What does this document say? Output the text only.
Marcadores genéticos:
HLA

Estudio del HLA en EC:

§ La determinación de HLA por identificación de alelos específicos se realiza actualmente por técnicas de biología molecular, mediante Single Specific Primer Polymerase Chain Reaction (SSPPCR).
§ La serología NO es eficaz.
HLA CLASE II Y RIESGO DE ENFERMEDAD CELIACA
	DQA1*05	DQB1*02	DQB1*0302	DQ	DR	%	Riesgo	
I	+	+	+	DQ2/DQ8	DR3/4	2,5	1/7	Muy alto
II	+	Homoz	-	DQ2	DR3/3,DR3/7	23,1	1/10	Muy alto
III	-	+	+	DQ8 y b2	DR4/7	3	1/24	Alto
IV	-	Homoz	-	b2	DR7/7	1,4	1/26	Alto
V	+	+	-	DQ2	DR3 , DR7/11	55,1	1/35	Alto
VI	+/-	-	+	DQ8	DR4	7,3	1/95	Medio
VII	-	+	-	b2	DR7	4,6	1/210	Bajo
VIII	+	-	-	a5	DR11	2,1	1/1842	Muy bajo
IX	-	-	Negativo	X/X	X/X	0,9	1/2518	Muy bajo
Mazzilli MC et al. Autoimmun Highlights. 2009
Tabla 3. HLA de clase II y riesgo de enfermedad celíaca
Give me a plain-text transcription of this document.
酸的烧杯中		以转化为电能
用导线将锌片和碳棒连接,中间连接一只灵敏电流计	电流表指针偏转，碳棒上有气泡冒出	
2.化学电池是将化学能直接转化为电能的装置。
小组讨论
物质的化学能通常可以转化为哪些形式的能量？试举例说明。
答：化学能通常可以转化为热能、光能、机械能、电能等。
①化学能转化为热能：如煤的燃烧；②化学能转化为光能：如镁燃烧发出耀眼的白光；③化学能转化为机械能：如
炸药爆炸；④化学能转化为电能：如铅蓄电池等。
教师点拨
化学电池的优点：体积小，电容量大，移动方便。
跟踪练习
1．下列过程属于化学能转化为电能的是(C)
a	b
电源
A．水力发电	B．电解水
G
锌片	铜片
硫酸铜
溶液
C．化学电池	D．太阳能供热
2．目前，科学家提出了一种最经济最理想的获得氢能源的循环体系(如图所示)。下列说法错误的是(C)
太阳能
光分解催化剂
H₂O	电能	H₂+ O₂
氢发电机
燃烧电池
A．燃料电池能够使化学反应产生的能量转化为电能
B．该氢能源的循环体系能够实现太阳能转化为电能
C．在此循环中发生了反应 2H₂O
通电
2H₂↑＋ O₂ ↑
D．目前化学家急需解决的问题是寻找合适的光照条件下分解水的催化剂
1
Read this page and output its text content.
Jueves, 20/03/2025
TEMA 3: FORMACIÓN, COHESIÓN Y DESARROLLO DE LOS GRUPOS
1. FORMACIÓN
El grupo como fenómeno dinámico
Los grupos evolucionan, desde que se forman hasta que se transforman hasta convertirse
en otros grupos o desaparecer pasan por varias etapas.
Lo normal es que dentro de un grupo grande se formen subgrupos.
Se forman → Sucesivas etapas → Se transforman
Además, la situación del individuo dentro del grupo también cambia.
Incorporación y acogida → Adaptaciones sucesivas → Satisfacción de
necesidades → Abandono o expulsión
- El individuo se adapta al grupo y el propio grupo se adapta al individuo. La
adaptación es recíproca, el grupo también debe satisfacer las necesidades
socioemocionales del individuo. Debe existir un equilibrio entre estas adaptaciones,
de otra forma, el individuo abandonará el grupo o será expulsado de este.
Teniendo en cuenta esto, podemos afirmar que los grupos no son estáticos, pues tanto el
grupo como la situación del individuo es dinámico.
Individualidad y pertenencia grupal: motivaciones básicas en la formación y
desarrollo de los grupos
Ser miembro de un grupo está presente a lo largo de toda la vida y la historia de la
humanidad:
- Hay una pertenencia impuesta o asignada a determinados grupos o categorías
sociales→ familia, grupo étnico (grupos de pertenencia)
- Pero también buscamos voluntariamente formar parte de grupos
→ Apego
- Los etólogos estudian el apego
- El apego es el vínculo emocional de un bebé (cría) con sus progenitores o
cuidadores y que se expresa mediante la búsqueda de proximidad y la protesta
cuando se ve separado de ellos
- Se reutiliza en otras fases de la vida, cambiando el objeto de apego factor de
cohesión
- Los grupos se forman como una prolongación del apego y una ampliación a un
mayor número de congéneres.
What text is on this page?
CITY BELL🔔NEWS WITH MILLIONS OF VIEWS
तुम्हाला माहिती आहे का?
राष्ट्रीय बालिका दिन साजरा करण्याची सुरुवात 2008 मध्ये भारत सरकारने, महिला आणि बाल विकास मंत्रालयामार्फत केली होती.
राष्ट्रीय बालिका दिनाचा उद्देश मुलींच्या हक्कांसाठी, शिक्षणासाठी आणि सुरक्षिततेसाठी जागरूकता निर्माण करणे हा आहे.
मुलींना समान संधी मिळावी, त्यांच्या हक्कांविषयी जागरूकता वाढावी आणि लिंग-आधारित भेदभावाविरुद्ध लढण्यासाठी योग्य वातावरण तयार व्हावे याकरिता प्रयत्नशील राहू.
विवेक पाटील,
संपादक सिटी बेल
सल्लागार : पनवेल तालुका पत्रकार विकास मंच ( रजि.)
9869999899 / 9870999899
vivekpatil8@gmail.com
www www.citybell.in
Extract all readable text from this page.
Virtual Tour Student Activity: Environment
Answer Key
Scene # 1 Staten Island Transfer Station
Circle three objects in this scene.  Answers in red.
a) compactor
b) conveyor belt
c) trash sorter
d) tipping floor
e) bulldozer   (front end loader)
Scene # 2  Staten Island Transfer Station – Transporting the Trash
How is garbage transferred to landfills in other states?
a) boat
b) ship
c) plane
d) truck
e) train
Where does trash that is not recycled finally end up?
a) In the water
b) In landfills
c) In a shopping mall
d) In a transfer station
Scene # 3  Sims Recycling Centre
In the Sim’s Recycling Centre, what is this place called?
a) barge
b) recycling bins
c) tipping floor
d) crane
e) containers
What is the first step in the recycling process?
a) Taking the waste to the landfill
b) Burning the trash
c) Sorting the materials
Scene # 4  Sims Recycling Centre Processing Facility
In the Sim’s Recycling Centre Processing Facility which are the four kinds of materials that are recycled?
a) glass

---------------

Problem requirements –
Please quote the records above exactly, without skipping a line.

Output –
What does this document say? Output the text only.
Marcadores genéticos:
HLA

Estudio del HLA en EC:

§ La determinación de HLA por identificación de alelos específicos se realiza actualmente por técnicas de biología molecular, mediante Single Specific Primer Polymerase Chain Reaction (SSPPCR).
§ La serología NO es eficaz.
HLA CLASE II Y RIESGO DE ENFERMEDAD CELIACA
	DQA1*05	DQB1*02	DQB1*0302	DQ	DR	%	Riesgo	
I	+	+	+	DQ2/DQ8	DR3/4	2,5	1/7	Muy alto
II	+	Homoz	-	DQ2	DR3/3,DR3/7	23,1	1/10	Muy alto
III	-	+	+	DQ8 y b2	DR4/7	3	1/24	Alto
IV	-	Homoz	-	b2	DR7/7	1,4	1/26	Alto
V	+	+	-	DQ2	DR3 , DR7/11	55,1	1/35	Alto
VI	+/-	-	+	DQ8	DR4	7,3	1/95	Medio
VII	-	+	-	b2	DR7	4,6	1/210	Bajo
VIII	+	-	-	a5	DR11	2,1	1/1842	Muy bajo
IX	-	-	Negativo	X/X	X/X	0,9	1/2518	Muy bajo
Mazzilli MC et al. Autoimmun Highlights. 2009
Tabla 3. HLA de clase II y riesgo de enfermedad celíaca
Give me a plain-text transcription of this document.
酸的烧杯中		以转化为电能
用导线将锌片和碳棒连接,中间连接一只灵敏电流计	电流表指针偏转，碳棒上有气泡冒出	
2.化学电池是将化学能直接转化为电能的装置。
小组讨论
物质的化学能通常可以转化为哪些形式的能量？试举例说明。
答：化学能通常可以转化为热能、光能、机械能、电能等。
①化学能转化为热能：如煤的燃烧；②化学能转化为光能：如镁燃烧发出耀眼的白光；③化学能转化为机械能：如
炸药爆炸；④化学能转化为电能：如铅蓄电池等。
教师点拨
化学电池的优点：体积小，电容量大，移动方便。
跟踪练习
1．下列过程属于化学能转化为电能的是(C)
a	b
电源
A．水力发电	B．电解水
G
锌片	铜片
硫酸铜
溶液
C．化学电池	D．太阳能供热
2．目前，科学家提出了一种最经济最理想的获得氢能源的循环体系(如图所示)。下列说法错误的是(C)
太阳能
光分解催化剂
H₂O	电能	H₂+ O₂
氢发电机
燃烧电池
A．燃料电池能够使化学反应产生的能量转化为电能
B．该氢能源的循环体系能够实现太阳能转化为电能
C．在此循环中发生了反应 2H₂O
通电
2H₂↑＋ O₂ ↑
D．目前化学家急需解决的问题是寻找合适的光照条件下分解水的催化剂
1
Read this page and output its text content.
Jueves, 20/03/2025
TEMA 3: FORMACIÓN, COHESIÓN Y DESARROLLO DE LOS GRUPOS
1. FORMACIÓN
El grupo como fenómeno dinámico
Los grupos evolucionan, desde que se forman hasta que se transforman hasta convertirse
en otros grupos o desaparecer pasan por varias etapas.
Lo normal es que dentro de un grupo grande se formen subgrupos.
Se forman → Sucesivas etapas → Se transforman
Además, la situación del individuo dentro del grupo también cambia.
Incorporación y acogida → Adaptaciones sucesivas → Satisfacción de
necesidades → Abandono o expulsión
- El individuo se adapta al grupo y el propio grupo se adapta al individuo. La
adaptación es recíproca, el grupo también debe satisfacer las necesidades
socioemocionales del individuo. Debe existir un equilibrio entre estas adaptaciones,
de otra forma, el individuo abandonará el grupo o será expulsado de este.
Teniendo en cuenta esto, podemos afirmar que los grupos no son estáticos, pues tanto el
grupo como la situación del individuo es dinámico.
Individualidad y pertenencia grupal: motivaciones básicas en la formación y
desarrollo de los grupos
Ser miembro de un grupo está presente a lo largo de toda la vida y la historia de la
humanidad:
- Hay una pertenencia impuesta o asignada a determinados grupos o categorías
sociales→ familia, grupo étnico (grupos de pertenencia)
- Pero también buscamos voluntariamente formar parte de grupos
→ Apego
- Los etólogos estudian el apego
- El apego es el vínculo emocional de un bebé (cría) con sus progenitores o
cuidadores y que se expresa mediante la búsqueda de proximidad y la protesta
cuando se ve separado de ellos
- Se reutiliza en otras fases de la vida, cambiando el objeto de apego factor de
cohesión
- Los grupos se forman como una prolongación del apego y una ampliación a un
mayor número de congéneres.
What text is on this page?
CITY BELL🔔NEWS WITH MILLIONS OF VIEWS
तुम्हाला माहिती आहे का?
राष्ट्रीय बालिका दिन साजरा करण्याची सुरुवात 2008 मध्ये भारत सरकारने, महिला आणि बाल विकास मंत्रालयामार्फत केली होती.
राष्ट्रीय बालिका दिनाचा उद्देश मुलींच्या हक्कांसाठी, शिक्षणासाठी आणि सुरक्षिततेसाठी जागरूकता निर्माण करणे हा आहे.
मुलींना समान संधी मिळावी, त्यांच्या हक्कांविषयी जागरूकता वाढावी आणि लिंग-आधारित भेदभावाविरुद्ध लढण्यासाठी योग्य वातावरण तयार व्हावे याकरिता प्रयत्नशील राहू.
विवेक पाटील,
संपादक सिटी बेल
सल्लागार : पनवेल तालुका पत्रकार विकास मंच ( रजि.)
9869999899 / 9870999899
vivekpatil8@gmail.com
www www.citybell.in
Extract all readable text from this page.
Virtual Tour Student Activity: Environment
Answer Key
Scene # 1 Staten Island Transfer Station
Circle three objects in this scene.  Answers in red.
a) compactor
b) conveyor belt
c) trash sorter
d) tipping floor
e) bulldozer   (front end loader)
Scene # 2  Staten Island Transfer Station – Transporting the Trash
How is garbage transferred to landfills in other states?
a) boat
b) ship
c) plane
d) truck
e) train
Where does trash that is not recycled finally end up?
a) In the water
b) In landfills
c) In a shopping mall
d) In a transfer station
Scene # 3  Sims Recycling Centre
In the Sim’s Recycling Centre, what is this place called?
a) barge
b) recycling bins
c) tipping floor
d) crane
e) containers
What is the first step in the recycling process?
a) Taking the waste to the landfill
b) Burning the trash
c) Sorting the materials
Scene # 4  Sims Recycling Centre Processing Facility
In the Sim’s Recycling Centre Processing Facility which are the four kinds of materials that are recycled?
a) glass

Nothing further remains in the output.